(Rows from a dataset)

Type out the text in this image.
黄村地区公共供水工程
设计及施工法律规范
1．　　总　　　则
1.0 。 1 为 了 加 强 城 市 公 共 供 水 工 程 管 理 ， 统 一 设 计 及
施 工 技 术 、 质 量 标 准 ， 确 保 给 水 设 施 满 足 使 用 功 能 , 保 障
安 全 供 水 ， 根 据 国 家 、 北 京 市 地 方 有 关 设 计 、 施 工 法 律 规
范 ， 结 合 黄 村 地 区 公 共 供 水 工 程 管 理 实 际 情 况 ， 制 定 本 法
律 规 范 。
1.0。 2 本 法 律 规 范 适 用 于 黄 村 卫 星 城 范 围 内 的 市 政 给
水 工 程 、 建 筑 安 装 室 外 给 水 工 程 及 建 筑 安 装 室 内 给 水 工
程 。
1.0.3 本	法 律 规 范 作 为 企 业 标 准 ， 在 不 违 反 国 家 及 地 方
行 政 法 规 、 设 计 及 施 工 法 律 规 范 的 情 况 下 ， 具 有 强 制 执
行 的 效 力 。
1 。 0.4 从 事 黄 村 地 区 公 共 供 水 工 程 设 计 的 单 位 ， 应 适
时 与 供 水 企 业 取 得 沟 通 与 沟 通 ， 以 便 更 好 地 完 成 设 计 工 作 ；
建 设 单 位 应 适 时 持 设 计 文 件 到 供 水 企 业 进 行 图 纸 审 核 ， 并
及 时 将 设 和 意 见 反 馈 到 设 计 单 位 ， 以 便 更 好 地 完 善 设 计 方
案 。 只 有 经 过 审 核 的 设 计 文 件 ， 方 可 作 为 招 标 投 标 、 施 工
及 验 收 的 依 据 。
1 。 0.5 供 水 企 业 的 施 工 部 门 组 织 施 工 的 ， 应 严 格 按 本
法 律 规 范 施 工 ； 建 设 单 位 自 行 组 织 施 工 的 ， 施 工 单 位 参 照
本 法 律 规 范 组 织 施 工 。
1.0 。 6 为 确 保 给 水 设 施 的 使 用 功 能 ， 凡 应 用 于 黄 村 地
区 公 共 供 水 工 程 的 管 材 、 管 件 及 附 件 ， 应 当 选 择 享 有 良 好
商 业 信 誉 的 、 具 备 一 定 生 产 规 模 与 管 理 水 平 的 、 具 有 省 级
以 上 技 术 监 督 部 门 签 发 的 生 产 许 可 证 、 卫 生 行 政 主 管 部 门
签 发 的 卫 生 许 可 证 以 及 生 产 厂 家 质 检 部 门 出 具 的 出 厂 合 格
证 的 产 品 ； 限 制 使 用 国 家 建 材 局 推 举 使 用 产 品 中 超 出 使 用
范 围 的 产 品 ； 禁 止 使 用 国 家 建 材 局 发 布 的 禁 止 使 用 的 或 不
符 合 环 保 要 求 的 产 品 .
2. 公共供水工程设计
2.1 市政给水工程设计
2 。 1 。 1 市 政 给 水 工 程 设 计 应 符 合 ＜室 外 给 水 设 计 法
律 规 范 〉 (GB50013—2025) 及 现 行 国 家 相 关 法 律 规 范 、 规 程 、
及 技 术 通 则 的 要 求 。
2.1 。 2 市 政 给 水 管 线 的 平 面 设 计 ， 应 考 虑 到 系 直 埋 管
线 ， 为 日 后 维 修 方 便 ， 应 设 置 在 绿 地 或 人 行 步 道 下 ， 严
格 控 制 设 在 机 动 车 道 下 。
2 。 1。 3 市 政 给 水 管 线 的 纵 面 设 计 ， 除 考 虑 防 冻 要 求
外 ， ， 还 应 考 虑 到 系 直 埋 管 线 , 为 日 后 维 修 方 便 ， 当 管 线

* * *

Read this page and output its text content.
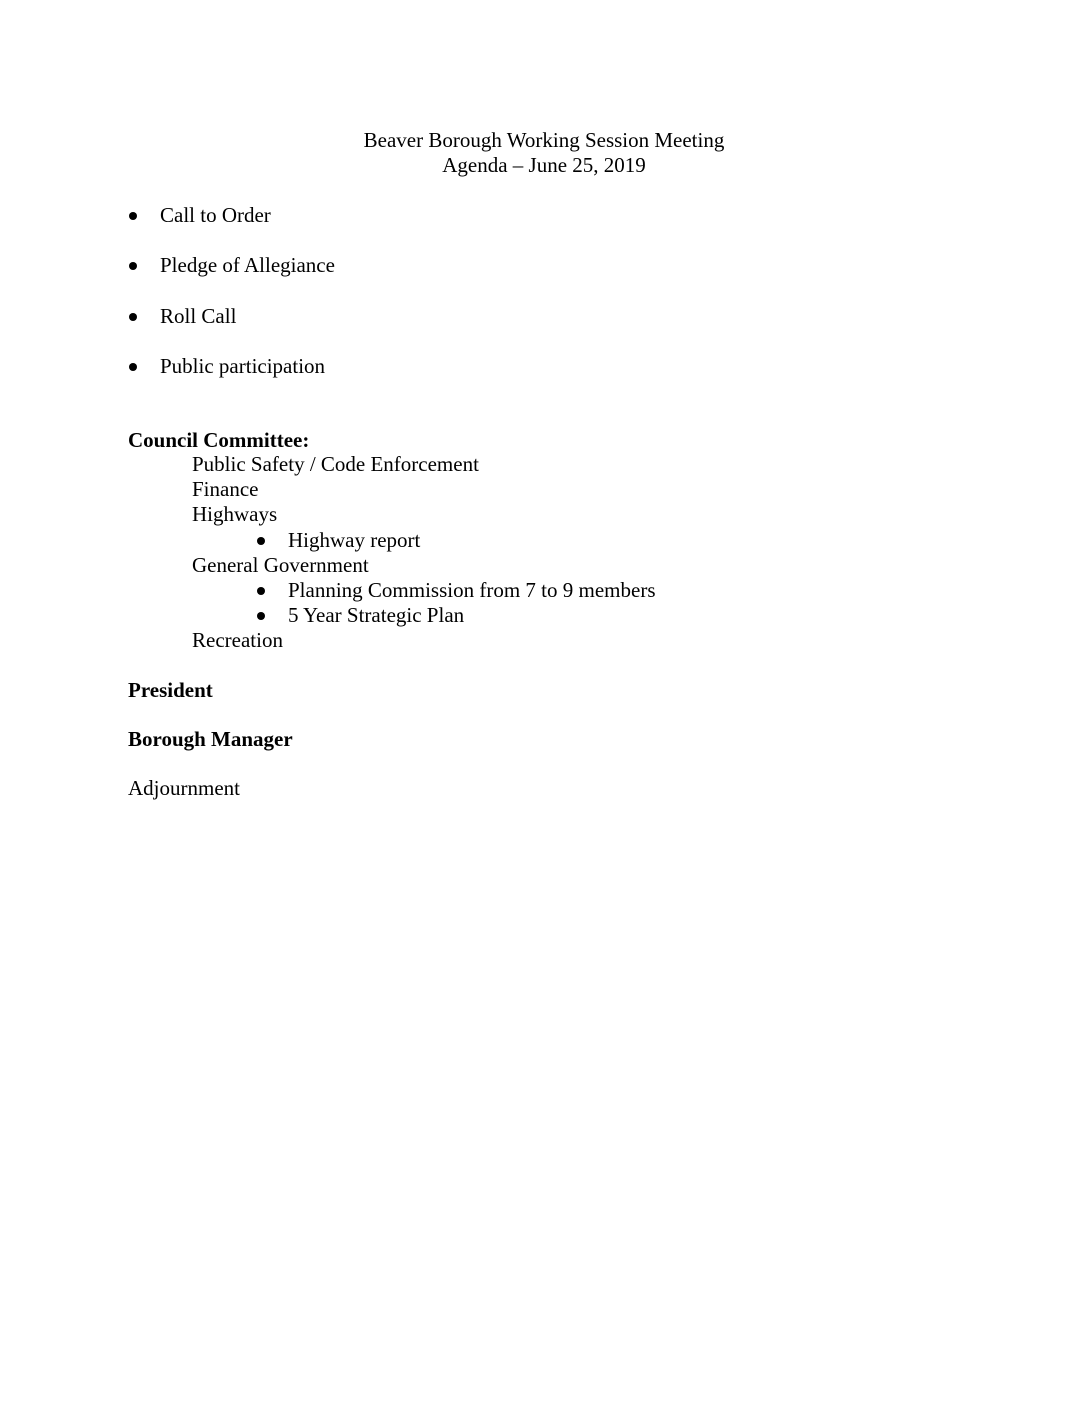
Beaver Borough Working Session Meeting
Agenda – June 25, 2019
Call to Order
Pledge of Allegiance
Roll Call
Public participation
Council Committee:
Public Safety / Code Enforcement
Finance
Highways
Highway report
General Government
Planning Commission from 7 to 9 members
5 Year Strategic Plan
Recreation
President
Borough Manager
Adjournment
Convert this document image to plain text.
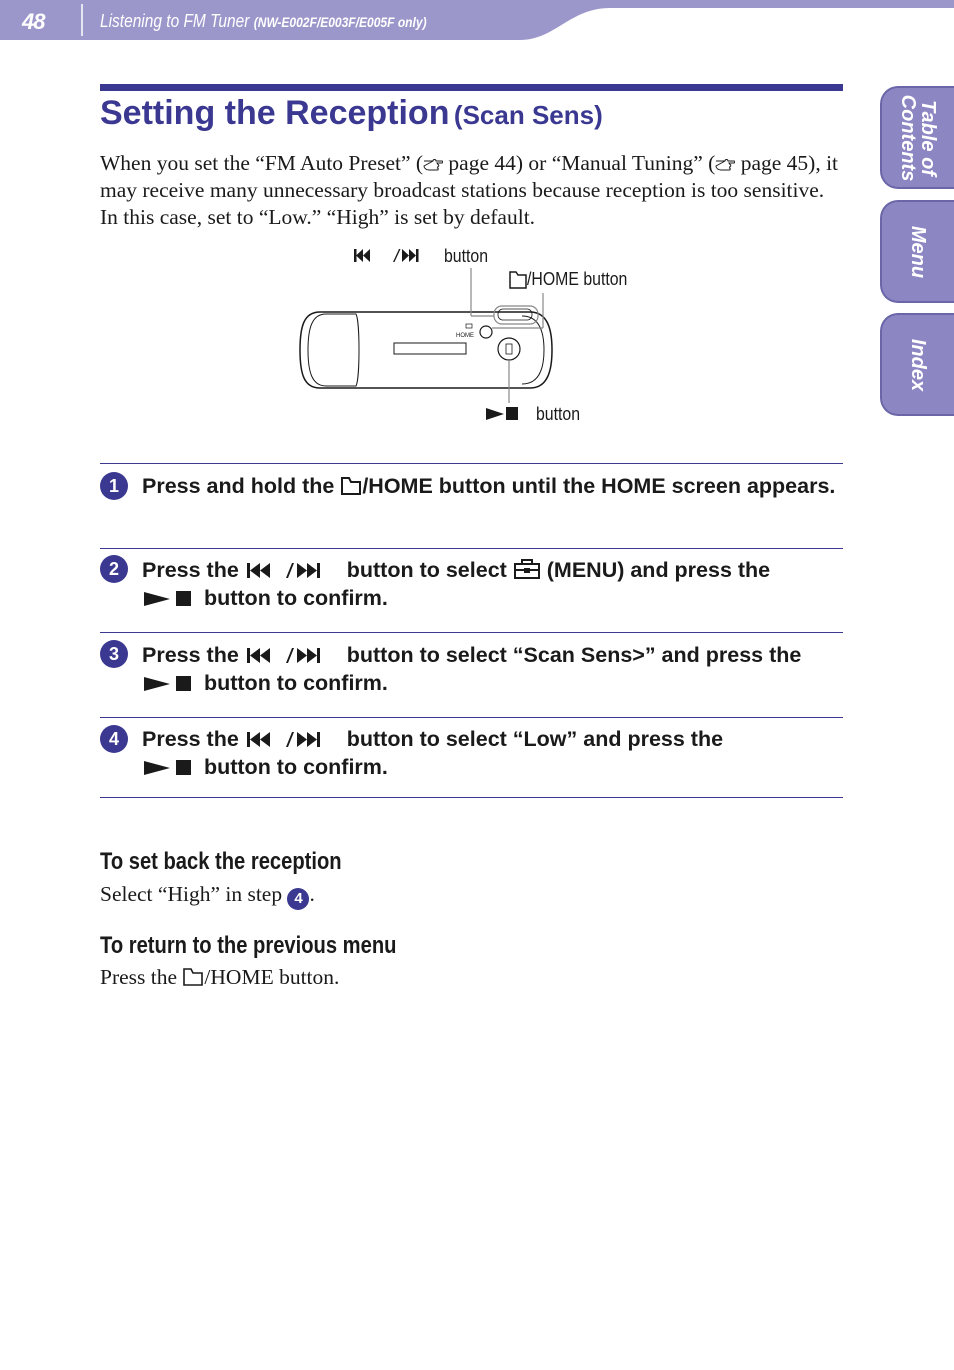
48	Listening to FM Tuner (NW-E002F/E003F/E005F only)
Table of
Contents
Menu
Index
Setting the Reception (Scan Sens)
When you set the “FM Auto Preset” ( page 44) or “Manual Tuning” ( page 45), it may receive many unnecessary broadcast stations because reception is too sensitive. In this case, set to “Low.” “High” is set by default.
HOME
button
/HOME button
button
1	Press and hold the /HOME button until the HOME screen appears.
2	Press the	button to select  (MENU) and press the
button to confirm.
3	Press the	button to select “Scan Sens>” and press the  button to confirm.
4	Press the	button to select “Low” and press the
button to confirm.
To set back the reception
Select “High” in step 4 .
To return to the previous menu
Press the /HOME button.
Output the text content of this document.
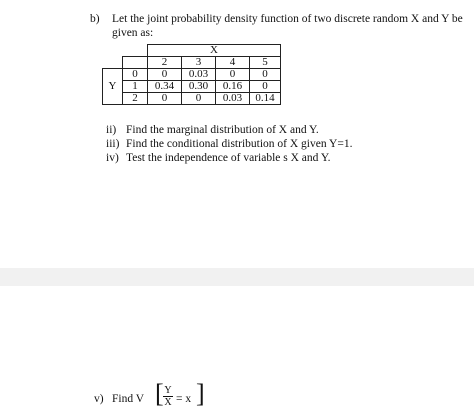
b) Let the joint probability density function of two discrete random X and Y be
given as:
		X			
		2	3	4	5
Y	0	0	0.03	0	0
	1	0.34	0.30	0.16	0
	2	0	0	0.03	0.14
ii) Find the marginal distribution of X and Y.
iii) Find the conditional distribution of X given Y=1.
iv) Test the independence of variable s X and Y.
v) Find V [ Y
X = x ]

**Stated problem**. Report all lines of the material that contain the word "document".

**Output for this exercise**.
Convert this document image to plain text.
Output the text content of this document.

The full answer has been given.